╭──
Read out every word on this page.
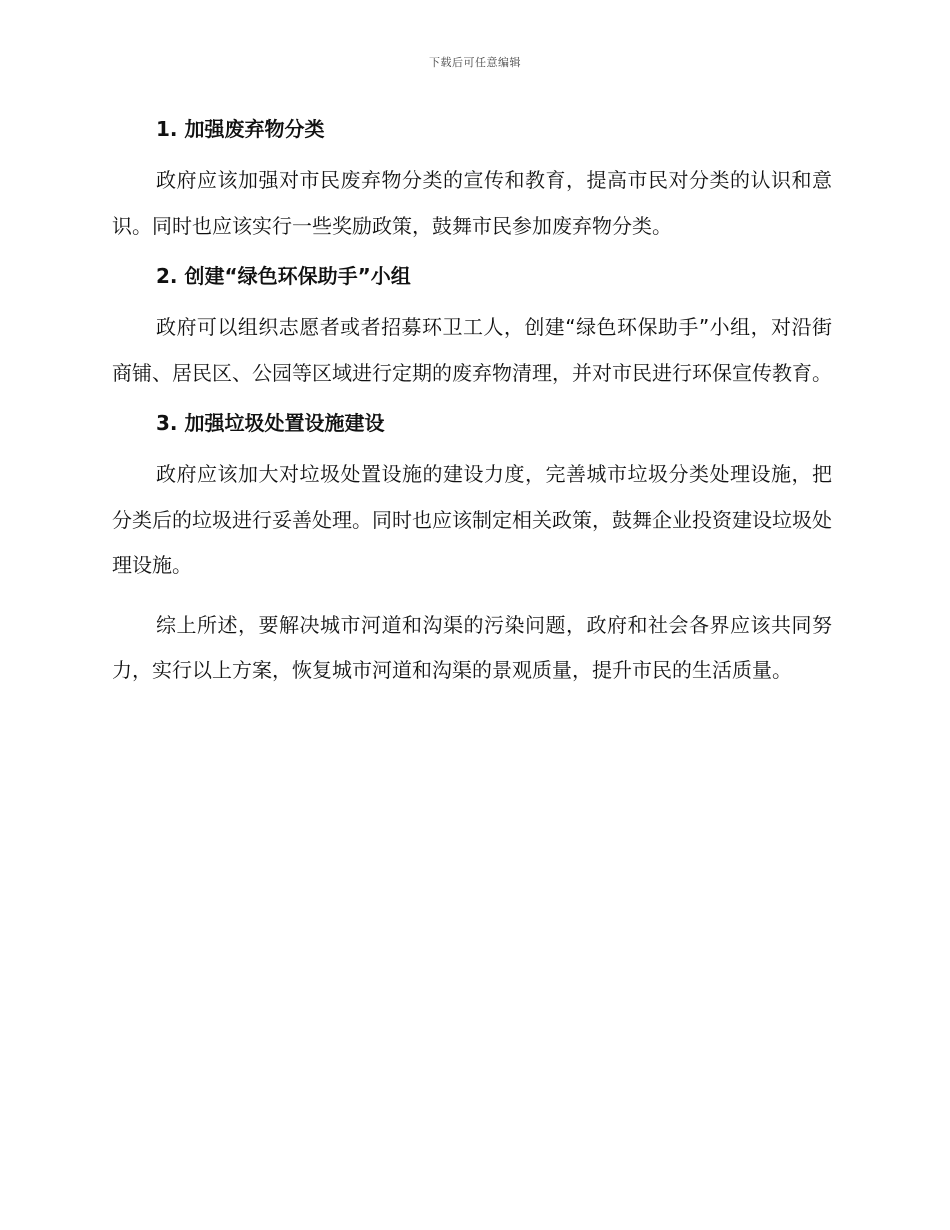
下载后可任意编辑
1. 加强废弃物分类

政府应该加强对市民废弃物分类的宣传和教育，提高市民对分类的认识和意识。同时也应该实行一些奖励政策，鼓舞市民参加废弃物分类。

2. 创建“绿色环保助手”小组

政府可以组织志愿者或者招募环卫工人，创建“绿色环保助手”小组，对沿街商铺、居民区、公园等区域进行定期的废弃物清理，并对市民进行环保宣传教育。

3. 加强垃圾处置设施建设

政府应该加大对垃圾处置设施的建设力度，完善城市垃圾分类处理设施，把分类后的垃圾进行妥善处理。同时也应该制定相关政策，鼓舞企业投资建设垃圾处理设施。

综上所述，要解决城市河道和沟渠的污染问题，政府和社会各界应该共同努力，实行以上方案，恢复城市河道和沟渠的景观质量，提升市民的生活质量。
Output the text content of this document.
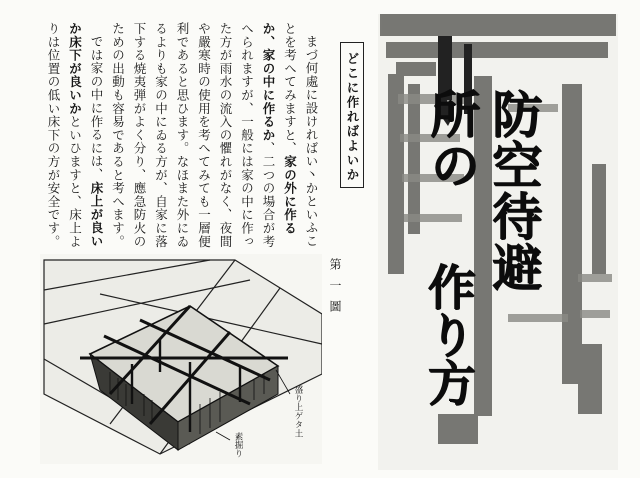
まづ何處に設ければい丶かといふことを考へてみますと、家の外に作るか、家の中に作るか、二つの場合が考へられますが、一般には家の中に作った方が雨水の流入の懼れがなく、夜間や嚴寒時の使用を考へてみても一層便利であると思ひます。なほまた外にゐるよりも家の中にゐる方が、自家に落下する焼夷弾がよく分り、應急防火のための出動も容易であると考へます。

では家の中に作るには、床上が良いか床下が良いかといひますと、床上よりは位置の低い床下の方が安全です。	どこに作ればよいか
第一圖
盛り上ゲタ土
素掘り
防空待避所の
作り方
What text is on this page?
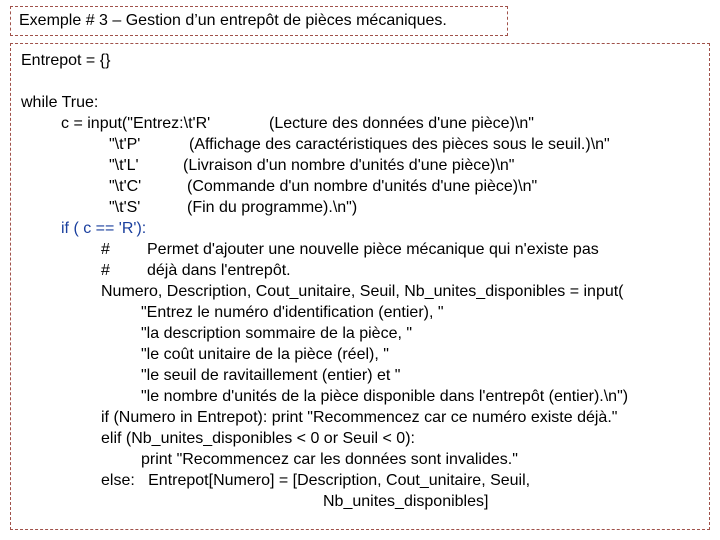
Exemple # 3 – Gestion d’un entrepôt de pièces mécaniques.
Entrepot = {}
while True:
c = input("Entrez:\t'R'	(Lecture des données d'une pièce)\n"
"\t'P'	(Affichage des caractéristiques des pièces sous le seuil.)\n"
"\t'L'	(Livraison d'un nombre d'unités d'une pièce)\n"
"\t'C'	(Commande d'un nombre d'unités d'une pièce)\n"
"\t'S'	(Fin du programme).\n")
if ( c == 'R'):
# Permet d'ajouter une nouvelle pièce mécanique qui n'existe pas
# déjà dans l'entrepôt.
Numero, Description, Cout_unitaire, Seuil, Nb_unites_disponibles = input(
"Entrez le numéro d'identification (entier), "
"la description sommaire de la pièce, "
"le coût unitaire de la pièce (réel), "
"le seuil de ravitaillement (entier) et "
"le nombre d'unités de la pièce disponible dans l'entrepôt (entier).\n")
if (Numero in Entrepot): print "Recommencez car ce numéro existe déjà."
elif (Nb_unites_disponibles < 0 or Seuil < 0):
print "Recommencez car les données sont invalides."
else:   Entrepot[Numero] = [Description, Cout_unitaire, Seuil,
Nb_unites_disponibles]
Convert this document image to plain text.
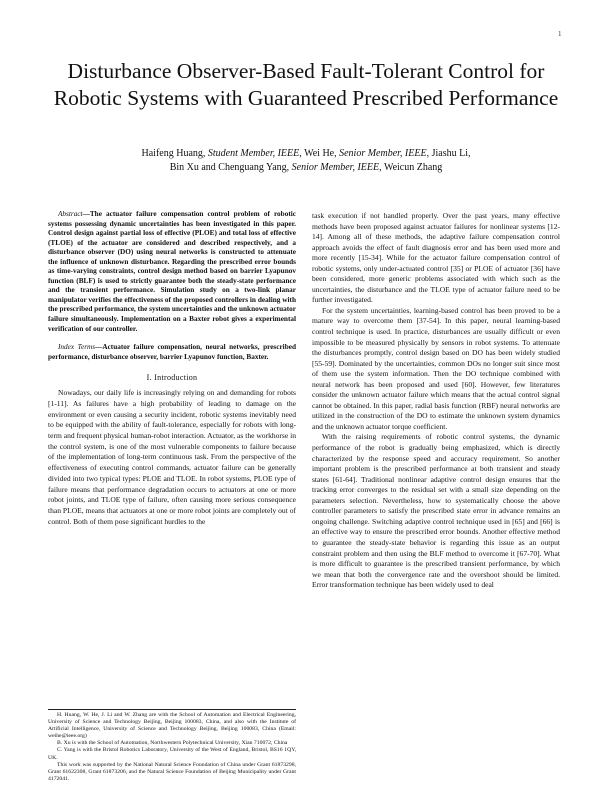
1
Disturbance Observer-Based Fault-Tolerant Control for Robotic Systems with Guaranteed Prescribed Performance
Haifeng Huang, Student Member, IEEE, Wei He, Senior Member, IEEE, Jiashu Li,
Bin Xu and Chenguang Yang, Senior Member, IEEE, Weicun Zhang

Abstract—The actuator failure compensation control problem of robotic systems possessing dynamic uncertainties has been investigated in this paper. Control design against partial loss of effective (PLOE) and total loss of effective (TLOE) of the actuator are considered and described respectively, and a disturbance observer (DO) using neural networks is constructed to attenuate the influence of unknown disturbance. Regarding the prescribed error bounds as time-varying constraints, control design method based on barrier Lyapunov function (BLF) is used to strictly guarantee both the steady-state performance and the transient performance. Simulation study on a two-link planar manipulator verifies the effectiveness of the proposed controllers in dealing with the prescribed performance, the system uncertainties and the unknown actuator failure simultaneously. Implementation on a Baxter robot gives a experimental verification of our controller.

Index Terms—Actuator failure compensation, neural networks, prescribed performance, disturbance observer, barrier Lyapunov function, Baxter.

I. Introduction

Nowadays, our daily life is increasingly relying on and demanding for robots [1-11]. As failures have a high probability of leading to damage on the environment or even causing a security incident, robotic systems inevitably need to be equipped with the ability of fault-tolerance, especially for robots with long-term and frequent physical human-robot interaction. Actuator, as the workhorse in the control system, is one of the most vulnerable components to failure because of the implementation of long-term continuous task. From the perspective of the effectiveness of executing control commands, actuator failure can be generally divided into two typical types: PLOE and TLOE. In robot systems, PLOE type of failure means that performance degradation occurs to actuators at one or more robot joints, and TLOE type of failure, often causing more serious consequence than PLOE, means that actuators at one or more robot joints are completely out of control. Both of them pose significant hurdles to the

H. Huang, W. He, J. Li and W. Zhang are with the School of Automation and Electrical Engineering, University of Science and Technology Beijing, Beijing 100083, China, and also with the Institute of Artificial Intelligence, University of Science and Technology Beijing, Beijing 100083, China (Email: weihe@ieee.org)

B. Xu is with the School of Automation, Northwestern Polytechnical University, Xian 710072, China

C. Yang is with the Bristol Robotics Laboratory, University of the West of England, Bristol, BS16 1QY, UK.

This work was supported by the National Natural Science Foundation of China under Grant 61873298, Grant 61622308, Grant 61873206, and the Natural Science Foundation of Beijing Municipality under Grant 4172041.

task execution if not handled properly. Over the past years, many effective methods have been proposed against actuator failures for nonlinear systems [12-14]. Among all of these methods, the adaptive failure compensation control approach avoids the effect of fault diagnosis error and has been used more and more recently [15-34]. While for the actuator failure compensation control of robotic systems, only under-actuated control [35] or PLOE of actuator [36] have been considered, more generic problems associated with which such as the uncertainties, the disturbance and the TLOE type of actuator failure need to be further investigated.

For the system uncertainties, learning-based control has been proved to be a mature way to overcome them [37-54]. In this paper, neural learning-based control technique is used. In practice, disturbances are usually difficult or even impossible to be measured physically by sensors in robot systems. To attenuate the disturbances promptly, control design based on DO has been widely studied [55-59]. Dominated by the uncertainties, common DOs no longer suit since most of them use the system information. Then the DO technique combined with neural network has been proposed and used [60]. However, few literatures consider the unknown actuator failure which means that the actual control signal cannot be obtained. In this paper, radial basis function (RBF) neural networks are utilized in the construction of the DO to estimate the unknown system dynamics and the unknown actuator torque coefficient.

With the raising requirements of robotic control systems, the dynamic performance of the robot is gradually being emphasized, which is directly characterized by the response speed and accuracy requirement. So another important problem is the prescribed performance at both transient and steady states [61-64]. Traditional nonlinear adaptive control design ensures that the tracking error converges to the residual set with a small size depending on the parameters selection. Nevertheless, how to systematically choose the above controller parameters to satisfy the prescribed state error in advance remains an ongoing challenge. Switching adaptive control technique used in [65] and [66] is an effective way to ensure the prescribed error bounds. Another effective method to guarantee the steady-state behavior is regarding this issue as an output constraint problem and then using the BLF method to overcome it [67-70]. What is more difficult to guarantee is the prescribed transient performance, by which we mean that both the convergence rate and the overshoot should be limited. Error transformation technique has been widely used to deal
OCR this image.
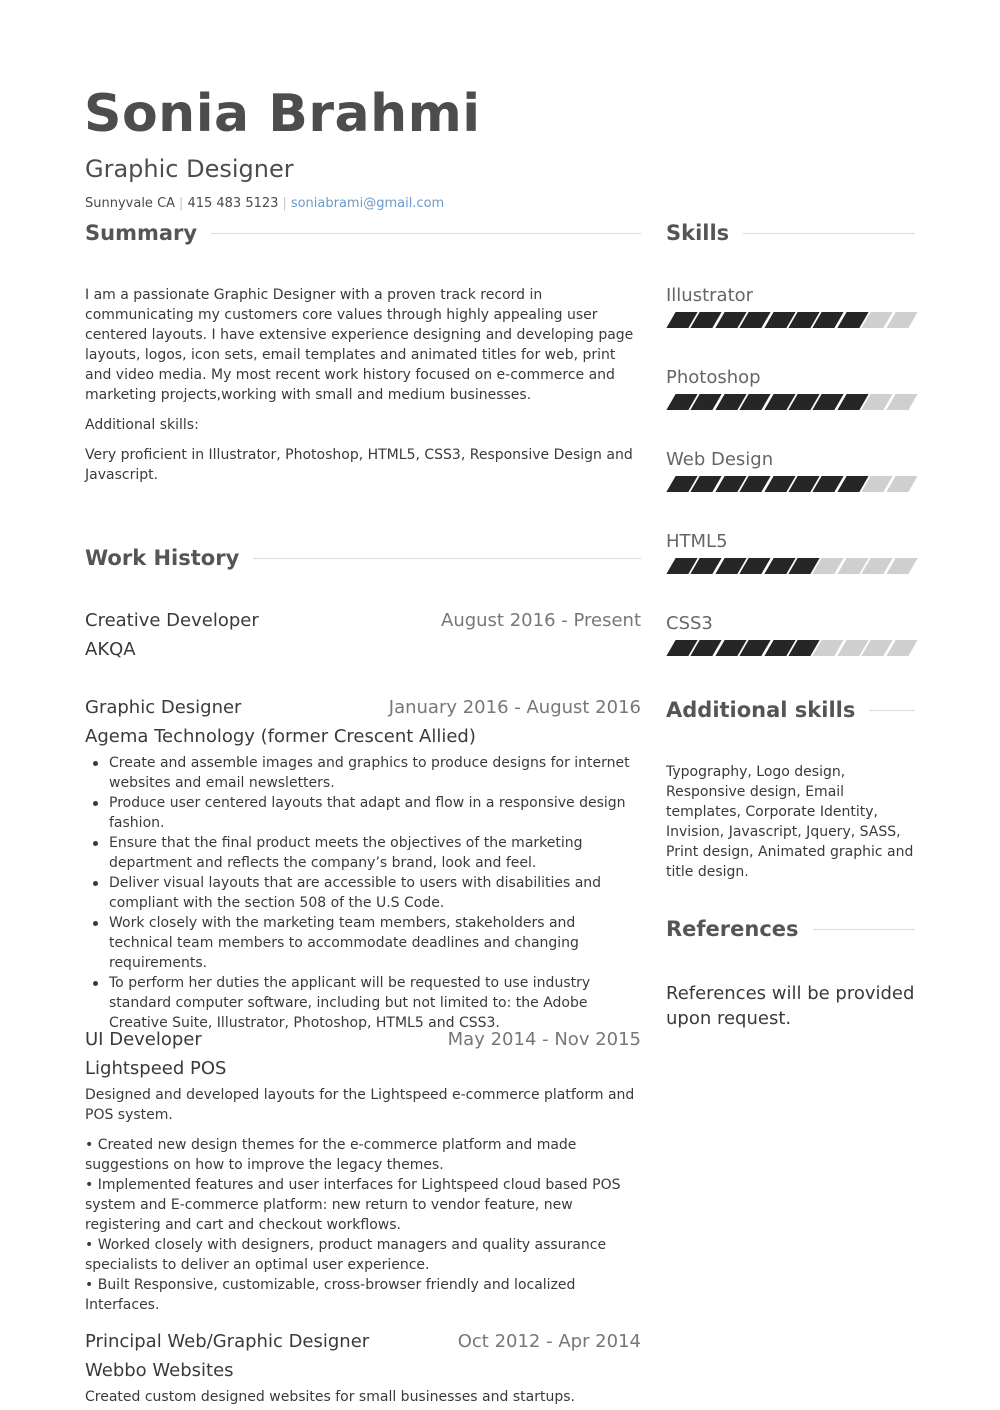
Sonia Brahmi
Graphic Designer
Sunnyvale CA | 415 483 5123 | soniabrami@gmail.com
Summary

I am a passionate Graphic Designer with a proven track record in communicating my customers core values through highly appealing user centered layouts. I have extensive experience designing and developing page layouts, logos, icon sets, email templates and animated titles for web, print and video media. My most recent work history focused on e-commerce and marketing projects,working with small and medium businesses.

Additional skills:

Very proficient in Illustrator, Photoshop, HTML5, CSS3, Responsive Design and Javascript.

Work History
Creative Developer	August 2016 - Present
AKQA
Graphic Designer	January 2016 - August 2016
Agema Technology (former Crescent Allied)
Create and assemble images and graphics to produce designs for internet websites and email newsletters.
Produce user centered layouts that adapt and flow in a responsive design fashion.
Ensure that the final product meets the objectives of the marketing department and reflects the company’s brand, look and feel.
Deliver visual layouts that are accessible to users with disabilities and compliant with the section 508 of the U.S Code.
Work closely with the marketing team members, stakeholders and technical team members to accommodate deadlines and changing requirements.
To perform her duties the applicant will be requested to use industry standard computer software, including but not limited to: the Adobe Creative Suite, Illustrator, Photoshop, HTML5 and CSS3.
UI Developer	May 2014 - Nov 2015
Lightspeed POS

Designed and developed layouts for the Lightspeed e-commerce platform and POS system.

• Created new design themes for the e-commerce platform and made suggestions on how to improve the legacy themes.

• Implemented features and user interfaces for Lightspeed cloud based POS system and E-commerce platform: new return to vendor feature, new registering and cart and checkout workflows.

• Worked closely with designers, product managers and quality assurance specialists to deliver an optimal user experience.

• Built Responsive, customizable, cross-browser friendly and localized Interfaces.

Principal Web/Graphic Designer	Oct 2012 - Apr 2014
Webbo Websites

Created custom designed websites for small businesses and startups.

Skills
Illustrator
Photoshop
Web Design
HTML5
CSS3
Additional skills

Typography, Logo design, Responsive design, Email templates, Corporate Identity, Invision, Javascript, Jquery, SASS, Print design, Animated graphic and title design.

References

References will be provided upon request.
╰──
# Instructions to follow
Check each line of the listing above for the string "Lightspeed", then report only how many lines have it.

# Result for this task
3